Reproduce all the lines below exactly and omit the images.

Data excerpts
■ ■ ■ ■ ■

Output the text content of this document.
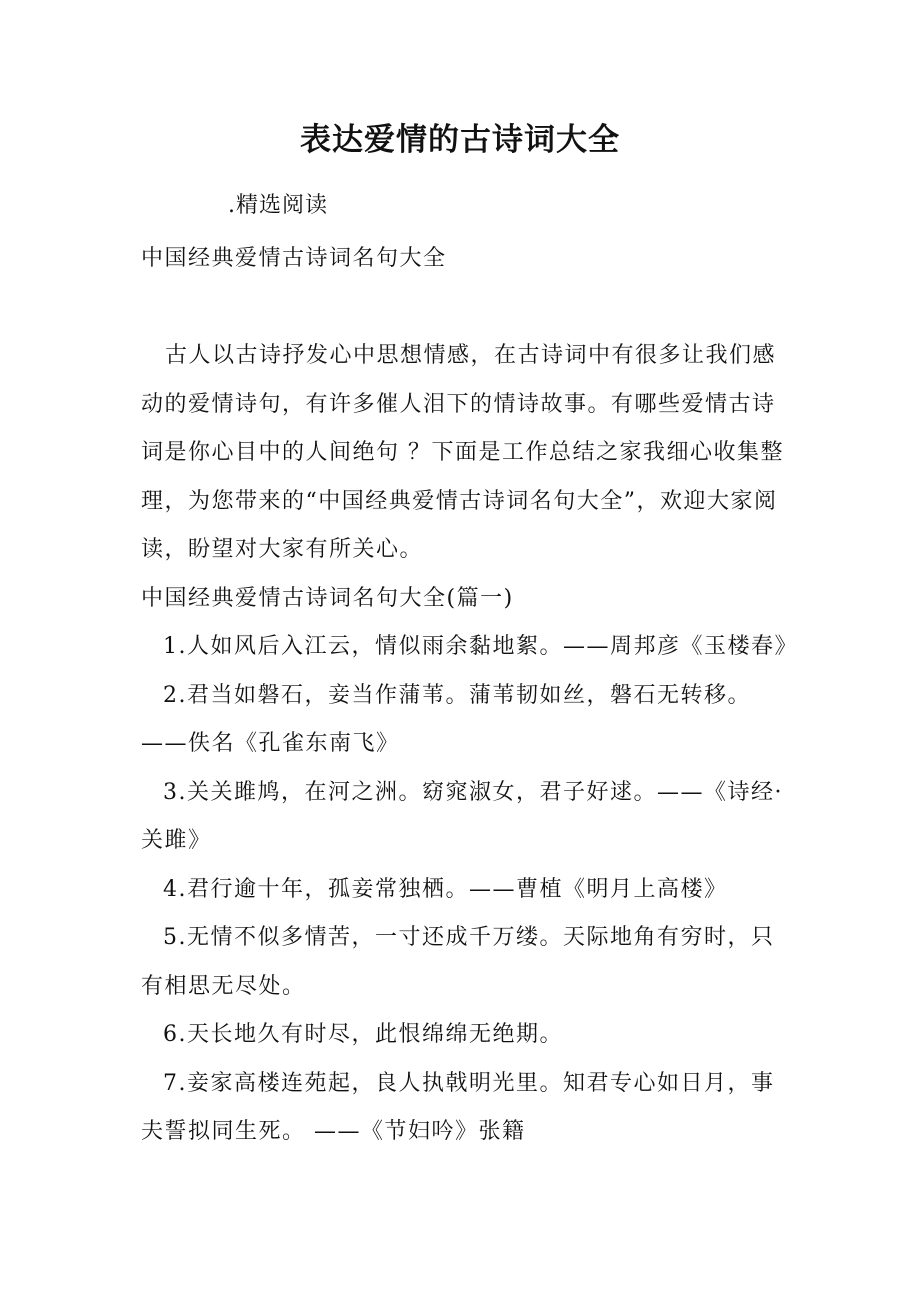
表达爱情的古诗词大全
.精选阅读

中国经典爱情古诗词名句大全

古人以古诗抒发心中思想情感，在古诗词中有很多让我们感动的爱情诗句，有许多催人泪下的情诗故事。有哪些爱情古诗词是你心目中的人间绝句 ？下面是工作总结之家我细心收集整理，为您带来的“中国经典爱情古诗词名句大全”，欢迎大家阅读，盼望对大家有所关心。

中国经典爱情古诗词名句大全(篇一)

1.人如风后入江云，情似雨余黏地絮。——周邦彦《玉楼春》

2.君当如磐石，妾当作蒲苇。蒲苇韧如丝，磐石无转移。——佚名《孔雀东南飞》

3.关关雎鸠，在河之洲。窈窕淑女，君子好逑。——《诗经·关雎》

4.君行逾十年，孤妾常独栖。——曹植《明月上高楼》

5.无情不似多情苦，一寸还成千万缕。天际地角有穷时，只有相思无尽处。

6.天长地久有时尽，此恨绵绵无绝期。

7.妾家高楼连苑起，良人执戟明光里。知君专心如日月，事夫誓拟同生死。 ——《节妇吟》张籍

■ ■ ■ ■ ■

_SOLUTION_
Output the text content of this document.
表达爱情的古诗词大全
.精选阅读

中国经典爱情古诗词名句大全

古人以古诗抒发心中思想情感，在古诗词中有很多让我们感动的爱情诗句，有许多催人泪下的情诗故事。有哪些爱情古诗词是你心目中的人间绝句 ？下面是工作总结之家我细心收集整理，为您带来的“中国经典爱情古诗词名句大全”，欢迎大家阅读，盼望对大家有所关心。

中国经典爱情古诗词名句大全(篇一)

1.人如风后入江云，情似雨余黏地絮。——周邦彦《玉楼春》

2.君当如磐石，妾当作蒲苇。蒲苇韧如丝，磐石无转移。——佚名《孔雀东南飞》

3.关关雎鸠，在河之洲。窈窕淑女，君子好逑。——《诗经·关雎》

4.君行逾十年，孤妾常独栖。——曹植《明月上高楼》

5.无情不似多情苦，一寸还成千万缕。天际地角有穷时，只有相思无尽处。

6.天长地久有时尽，此恨绵绵无绝期。

7.妾家高楼连苑起，良人执戟明光里。知君专心如日月，事夫誓拟同生死。 ——《节妇吟》张籍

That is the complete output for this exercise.